◆ ENTRIES PROVIDED ◆
******************************

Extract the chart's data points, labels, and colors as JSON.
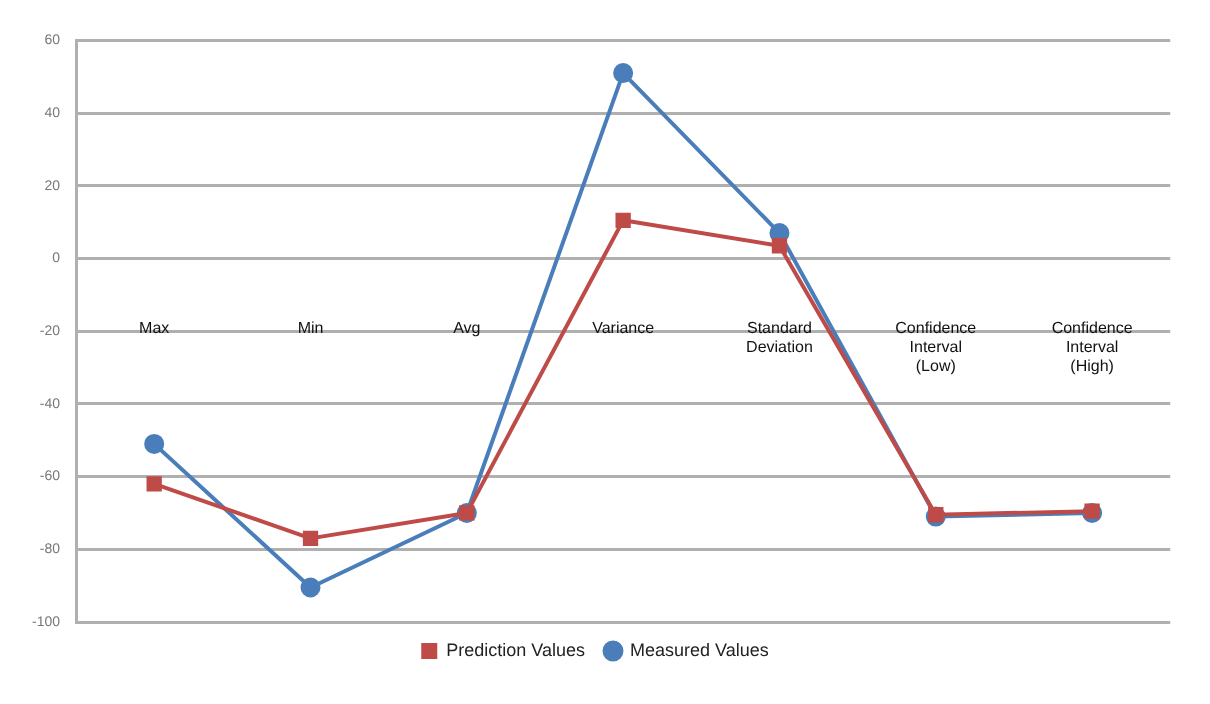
{
  "chart_data": {
    "type": "line",
    "categories": [
      "Max",
      "Min",
      "Avg",
      "Variance",
      "Standard Deviation",
      "Confidence Interval (Low)",
      "Confidence Interval (High)"
    ],
    "series": [
      {
        "name": "Measured Values",
        "color": "#4a7ebb",
        "marker": "circle",
        "values": [
          -51,
          -90.5,
          -70,
          51,
          7,
          -71,
          -70
        ]
      },
      {
        "name": "Prediction Values",
        "color": "#be4b48",
        "marker": "square",
        "values": [
          -62,
          -77,
          -70,
          10.5,
          3.5,
          -70.5,
          -69.5
        ]
      }
    ],
    "ylim": [
      -100,
      60
    ],
    "yticks": [
      -100,
      -80,
      -60,
      -40,
      -20,
      0,
      20,
      40,
      60
    ],
    "grid": "y",
    "legend": "bottom"
  }
}
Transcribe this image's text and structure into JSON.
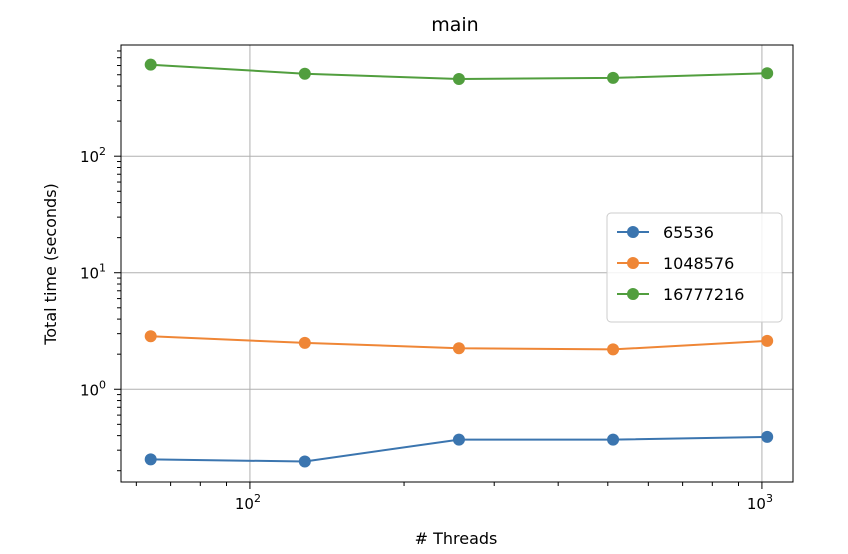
{
  "chart_data": {
    "type": "line",
    "title": "main",
    "xlabel": "# Threads",
    "ylabel": "Total time (seconds)",
    "xscale": "log",
    "yscale": "log",
    "xlim": [
      56,
      1150
    ],
    "ylim": [
      0.16,
      900
    ],
    "x": [
      64,
      128,
      256,
      512,
      1024
    ],
    "grid": true,
    "legend": "center-right",
    "x_ticks": [
      {
        "base": "10",
        "exp": "2",
        "value": 100
      },
      {
        "base": "10",
        "exp": "3",
        "value": 1000
      }
    ],
    "y_ticks": [
      {
        "base": "10",
        "exp": "0",
        "value": 1
      },
      {
        "base": "10",
        "exp": "1",
        "value": 10
      },
      {
        "base": "10",
        "exp": "2",
        "value": 100
      }
    ],
    "series": [
      {
        "name": "65536",
        "color": "#3b75af",
        "values": [
          0.25,
          0.24,
          0.37,
          0.37,
          0.39
        ]
      },
      {
        "name": "1048576",
        "color": "#ef8636",
        "values": [
          2.85,
          2.5,
          2.25,
          2.2,
          2.6
        ]
      },
      {
        "name": "16777216",
        "color": "#519e3e",
        "values": [
          610,
          510,
          460,
          470,
          515
        ]
      }
    ]
  }
}
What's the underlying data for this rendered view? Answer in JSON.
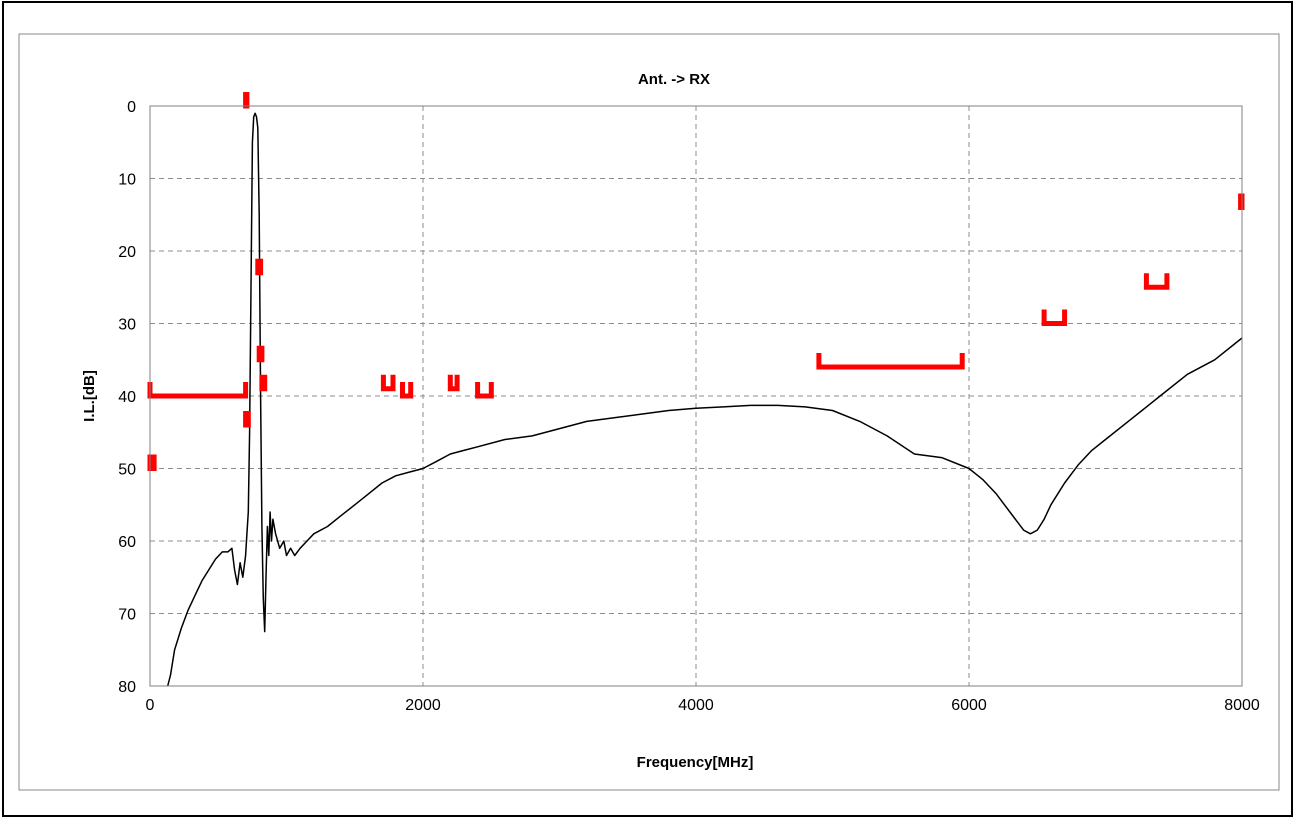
{
  "chart_data": {
    "type": "line",
    "title": "Ant. -> RX",
    "xlabel": "Frequency[MHz]",
    "ylabel": "I.L.[dB]",
    "xlim": [
      0,
      8000
    ],
    "ylim": [
      0,
      80
    ],
    "y_inverted": true,
    "grid": true,
    "grid_style": "dashed",
    "x_ticks": [
      "0",
      "2000",
      "4000",
      "6000",
      "8000"
    ],
    "y_ticks": [
      "0",
      "10",
      "20",
      "30",
      "40",
      "50",
      "60",
      "70",
      "80"
    ],
    "colors": {
      "curve": "#000000",
      "limits": "#ff0000"
    },
    "series": [
      {
        "points": [
          [
            130,
            80
          ],
          [
            150,
            78.5
          ],
          [
            180,
            75
          ],
          [
            230,
            72
          ],
          [
            280,
            69.5
          ],
          [
            330,
            67.5
          ],
          [
            380,
            65.5
          ],
          [
            430,
            64
          ],
          [
            480,
            62.5
          ],
          [
            530,
            61.5
          ],
          [
            570,
            61.5
          ],
          [
            600,
            61
          ],
          [
            620,
            64
          ],
          [
            640,
            66
          ],
          [
            660,
            63
          ],
          [
            680,
            65
          ],
          [
            700,
            62
          ],
          [
            710,
            59
          ],
          [
            720,
            56
          ],
          [
            730,
            45
          ],
          [
            740,
            25
          ],
          [
            750,
            5
          ],
          [
            760,
            1.5
          ],
          [
            770,
            1
          ],
          [
            780,
            1.5
          ],
          [
            790,
            3
          ],
          [
            800,
            15
          ],
          [
            810,
            40
          ],
          [
            820,
            58
          ],
          [
            830,
            68
          ],
          [
            840,
            72.5
          ],
          [
            850,
            65
          ],
          [
            860,
            58
          ],
          [
            870,
            62
          ],
          [
            880,
            56
          ],
          [
            890,
            60
          ],
          [
            900,
            57
          ],
          [
            920,
            59
          ],
          [
            950,
            61
          ],
          [
            980,
            60
          ],
          [
            1000,
            62
          ],
          [
            1030,
            61
          ],
          [
            1060,
            62
          ],
          [
            1100,
            61
          ],
          [
            1150,
            60
          ],
          [
            1200,
            59
          ],
          [
            1300,
            58
          ],
          [
            1400,
            56.5
          ],
          [
            1500,
            55
          ],
          [
            1600,
            53.5
          ],
          [
            1700,
            52
          ],
          [
            1800,
            51
          ],
          [
            1900,
            50.5
          ],
          [
            2000,
            50
          ],
          [
            2100,
            49
          ],
          [
            2200,
            48
          ],
          [
            2300,
            47.5
          ],
          [
            2400,
            47
          ],
          [
            2600,
            46
          ],
          [
            2800,
            45.5
          ],
          [
            3000,
            44.5
          ],
          [
            3200,
            43.5
          ],
          [
            3400,
            43
          ],
          [
            3600,
            42.5
          ],
          [
            3800,
            42
          ],
          [
            4000,
            41.7
          ],
          [
            4200,
            41.5
          ],
          [
            4400,
            41.3
          ],
          [
            4600,
            41.3
          ],
          [
            4800,
            41.5
          ],
          [
            5000,
            42
          ],
          [
            5200,
            43.5
          ],
          [
            5400,
            45.5
          ],
          [
            5600,
            48
          ],
          [
            5800,
            48.5
          ],
          [
            6000,
            50
          ],
          [
            6100,
            51.5
          ],
          [
            6200,
            53.5
          ],
          [
            6300,
            56
          ],
          [
            6400,
            58.5
          ],
          [
            6450,
            59
          ],
          [
            6500,
            58.5
          ],
          [
            6550,
            57
          ],
          [
            6600,
            55
          ],
          [
            6700,
            52
          ],
          [
            6800,
            49.5
          ],
          [
            6900,
            47.5
          ],
          [
            7000,
            46
          ],
          [
            7200,
            43
          ],
          [
            7400,
            40
          ],
          [
            7600,
            37
          ],
          [
            7800,
            35
          ],
          [
            8000,
            32
          ]
        ]
      }
    ],
    "limit_marks": [
      {
        "x0": 0,
        "x1": 700,
        "y": 40
      },
      {
        "x0": 0,
        "x1": 30,
        "y": 50
      },
      {
        "x0": 700,
        "x1": 710,
        "y": 0
      },
      {
        "x0": 700,
        "x1": 720,
        "y": 44
      },
      {
        "x0": 790,
        "x1": 810,
        "y": 23
      },
      {
        "x0": 800,
        "x1": 820,
        "y": 35
      },
      {
        "x0": 820,
        "x1": 840,
        "y": 39
      },
      {
        "x0": 1710,
        "x1": 1780,
        "y": 39
      },
      {
        "x0": 1850,
        "x1": 1910,
        "y": 40
      },
      {
        "x0": 2200,
        "x1": 2250,
        "y": 39
      },
      {
        "x0": 2400,
        "x1": 2500,
        "y": 40
      },
      {
        "x0": 4900,
        "x1": 5950,
        "y": 36
      },
      {
        "x0": 6550,
        "x1": 6700,
        "y": 30
      },
      {
        "x0": 7300,
        "x1": 7450,
        "y": 25
      },
      {
        "x0": 7990,
        "x1": 8000,
        "y": 14
      }
    ]
  }
}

******************************

◆ TASK STATEMENT ◆
Copy out every line of the listing that includes the string "xlabel".

◆ FINISHED EXERCISE ◆
    "xlabel": "# Threads",
    "xlabel": "Frequency[MHz]",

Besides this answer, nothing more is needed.